◆ WHAT THE TASK REQUIRES ◆
Transcribe the records below exactly.

#### DATA TO PROCESS ####

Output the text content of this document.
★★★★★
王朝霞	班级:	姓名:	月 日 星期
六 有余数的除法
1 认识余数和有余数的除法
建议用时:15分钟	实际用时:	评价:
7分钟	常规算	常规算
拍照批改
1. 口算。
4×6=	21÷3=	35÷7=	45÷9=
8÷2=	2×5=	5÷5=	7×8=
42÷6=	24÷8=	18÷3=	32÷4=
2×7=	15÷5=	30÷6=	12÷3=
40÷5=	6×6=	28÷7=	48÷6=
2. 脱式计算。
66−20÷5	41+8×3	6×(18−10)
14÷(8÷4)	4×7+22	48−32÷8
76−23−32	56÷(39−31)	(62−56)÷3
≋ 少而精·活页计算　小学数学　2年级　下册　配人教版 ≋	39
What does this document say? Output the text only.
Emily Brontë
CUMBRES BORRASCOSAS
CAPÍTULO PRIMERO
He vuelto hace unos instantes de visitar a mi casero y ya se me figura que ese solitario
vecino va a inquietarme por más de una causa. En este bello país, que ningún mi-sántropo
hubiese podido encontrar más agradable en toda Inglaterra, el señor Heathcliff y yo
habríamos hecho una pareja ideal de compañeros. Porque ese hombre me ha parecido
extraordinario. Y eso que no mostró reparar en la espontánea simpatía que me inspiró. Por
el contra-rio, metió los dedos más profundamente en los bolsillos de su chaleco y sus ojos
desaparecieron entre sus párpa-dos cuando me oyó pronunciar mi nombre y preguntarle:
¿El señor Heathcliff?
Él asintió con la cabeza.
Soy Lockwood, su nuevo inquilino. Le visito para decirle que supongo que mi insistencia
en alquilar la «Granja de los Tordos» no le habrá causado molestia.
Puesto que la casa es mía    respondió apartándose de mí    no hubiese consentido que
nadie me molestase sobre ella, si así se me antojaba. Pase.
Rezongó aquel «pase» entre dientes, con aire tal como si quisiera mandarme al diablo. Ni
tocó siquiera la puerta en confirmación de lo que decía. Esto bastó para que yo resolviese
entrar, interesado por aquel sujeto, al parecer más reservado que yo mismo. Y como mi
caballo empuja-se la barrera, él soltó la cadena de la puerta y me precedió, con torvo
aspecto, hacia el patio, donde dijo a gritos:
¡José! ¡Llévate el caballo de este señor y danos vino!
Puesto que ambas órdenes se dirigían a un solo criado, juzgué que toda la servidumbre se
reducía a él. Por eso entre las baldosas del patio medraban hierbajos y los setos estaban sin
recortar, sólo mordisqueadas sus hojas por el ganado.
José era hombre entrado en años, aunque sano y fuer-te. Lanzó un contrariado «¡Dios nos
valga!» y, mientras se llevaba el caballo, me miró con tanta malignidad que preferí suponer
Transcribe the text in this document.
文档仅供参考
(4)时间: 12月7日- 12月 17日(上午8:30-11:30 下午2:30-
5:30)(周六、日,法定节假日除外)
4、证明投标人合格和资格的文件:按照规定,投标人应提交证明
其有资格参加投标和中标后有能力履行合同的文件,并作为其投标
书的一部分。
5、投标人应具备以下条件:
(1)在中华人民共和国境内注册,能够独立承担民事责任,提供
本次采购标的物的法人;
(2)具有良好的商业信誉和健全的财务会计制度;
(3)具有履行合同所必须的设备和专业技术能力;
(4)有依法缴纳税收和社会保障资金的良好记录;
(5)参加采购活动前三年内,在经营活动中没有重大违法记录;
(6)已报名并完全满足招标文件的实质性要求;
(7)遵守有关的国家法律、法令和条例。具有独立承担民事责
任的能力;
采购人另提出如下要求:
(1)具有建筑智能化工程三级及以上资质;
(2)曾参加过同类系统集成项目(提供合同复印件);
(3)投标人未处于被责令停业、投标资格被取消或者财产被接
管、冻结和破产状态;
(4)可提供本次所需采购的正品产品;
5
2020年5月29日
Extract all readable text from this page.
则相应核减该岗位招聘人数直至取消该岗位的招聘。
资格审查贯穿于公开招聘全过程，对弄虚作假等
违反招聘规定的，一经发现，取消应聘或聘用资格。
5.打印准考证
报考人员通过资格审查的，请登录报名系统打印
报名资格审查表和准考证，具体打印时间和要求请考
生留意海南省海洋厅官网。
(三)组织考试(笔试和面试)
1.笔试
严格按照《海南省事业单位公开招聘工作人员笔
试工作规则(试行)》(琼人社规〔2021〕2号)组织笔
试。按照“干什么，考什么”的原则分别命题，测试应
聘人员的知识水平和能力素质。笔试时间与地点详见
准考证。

####

◆ WRITTEN SOLUTION ◆
Output the text content of this document.
★★★★★
王朝霞	班级:	姓名:	月 日 星期
六 有余数的除法
1 认识余数和有余数的除法
建议用时:15分钟	实际用时:	评价:
7分钟	常规算	常规算
拍照批改
1. 口算。
4×6=	21÷3=	35÷7=	45÷9=
8÷2=	2×5=	5÷5=	7×8=
42÷6=	24÷8=	18÷3=	32÷4=
2×7=	15÷5=	30÷6=	12÷3=
40÷5=	6×6=	28÷7=	48÷6=
2. 脱式计算。
66−20÷5	41+8×3	6×(18−10)
14÷(8÷4)	4×7+22	48−32÷8
76−23−32	56÷(39−31)	(62−56)÷3
≋ 少而精·活页计算　小学数学　2年级　下册　配人教版 ≋	39
What does this document say? Output the text only.
Emily Brontë
CUMBRES BORRASCOSAS
CAPÍTULO PRIMERO
He vuelto hace unos instantes de visitar a mi casero y ya se me figura que ese solitario
vecino va a inquietarme por más de una causa. En este bello país, que ningún mi-sántropo
hubiese podido encontrar más agradable en toda Inglaterra, el señor Heathcliff y yo
habríamos hecho una pareja ideal de compañeros. Porque ese hombre me ha parecido
extraordinario. Y eso que no mostró reparar en la espontánea simpatía que me inspiró. Por
el contra-rio, metió los dedos más profundamente en los bolsillos de su chaleco y sus ojos
desaparecieron entre sus párpa-dos cuando me oyó pronunciar mi nombre y preguntarle:
¿El señor Heathcliff?
Él asintió con la cabeza.
Soy Lockwood, su nuevo inquilino. Le visito para decirle que supongo que mi insistencia
en alquilar la «Granja de los Tordos» no le habrá causado molestia.
Puesto que la casa es mía    respondió apartándose de mí    no hubiese consentido que
nadie me molestase sobre ella, si así se me antojaba. Pase.
Rezongó aquel «pase» entre dientes, con aire tal como si quisiera mandarme al diablo. Ni
tocó siquiera la puerta en confirmación de lo que decía. Esto bastó para que yo resolviese
entrar, interesado por aquel sujeto, al parecer más reservado que yo mismo. Y como mi
caballo empuja-se la barrera, él soltó la cadena de la puerta y me precedió, con torvo
aspecto, hacia el patio, donde dijo a gritos:
¡José! ¡Llévate el caballo de este señor y danos vino!
Puesto que ambas órdenes se dirigían a un solo criado, juzgué que toda la servidumbre se
reducía a él. Por eso entre las baldosas del patio medraban hierbajos y los setos estaban sin
recortar, sólo mordisqueadas sus hojas por el ganado.
José era hombre entrado en años, aunque sano y fuer-te. Lanzó un contrariado «¡Dios nos
valga!» y, mientras se llevaba el caballo, me miró con tanta malignidad que preferí suponer
Transcribe the text in this document.
文档仅供参考
(4)时间: 12月7日- 12月 17日(上午8:30-11:30 下午2:30-
5:30)(周六、日,法定节假日除外)
4、证明投标人合格和资格的文件:按照规定,投标人应提交证明
其有资格参加投标和中标后有能力履行合同的文件,并作为其投标
书的一部分。
5、投标人应具备以下条件:
(1)在中华人民共和国境内注册,能够独立承担民事责任,提供
本次采购标的物的法人;
(2)具有良好的商业信誉和健全的财务会计制度;
(3)具有履行合同所必须的设备和专业技术能力;
(4)有依法缴纳税收和社会保障资金的良好记录;
(5)参加采购活动前三年内,在经营活动中没有重大违法记录;
(6)已报名并完全满足招标文件的实质性要求;
(7)遵守有关的国家法律、法令和条例。具有独立承担民事责
任的能力;
采购人另提出如下要求:
(1)具有建筑智能化工程三级及以上资质;
(2)曾参加过同类系统集成项目(提供合同复印件);
(3)投标人未处于被责令停业、投标资格被取消或者财产被接
管、冻结和破产状态;
(4)可提供本次所需采购的正品产品;
5
2020年5月29日
Extract all readable text from this page.
则相应核减该岗位招聘人数直至取消该岗位的招聘。
资格审查贯穿于公开招聘全过程，对弄虚作假等
违反招聘规定的，一经发现，取消应聘或聘用资格。
5.打印准考证
报考人员通过资格审查的，请登录报名系统打印
报名资格审查表和准考证，具体打印时间和要求请考
生留意海南省海洋厅官网。
(三)组织考试(笔试和面试)
1.笔试
严格按照《海南省事业单位公开招聘工作人员笔
试工作规则(试行)》(琼人社规〔2021〕2号)组织笔
试。按照“干什么，考什么”的原则分别命题，测试应
聘人员的知识水平和能力素质。笔试时间与地点详见
准考证。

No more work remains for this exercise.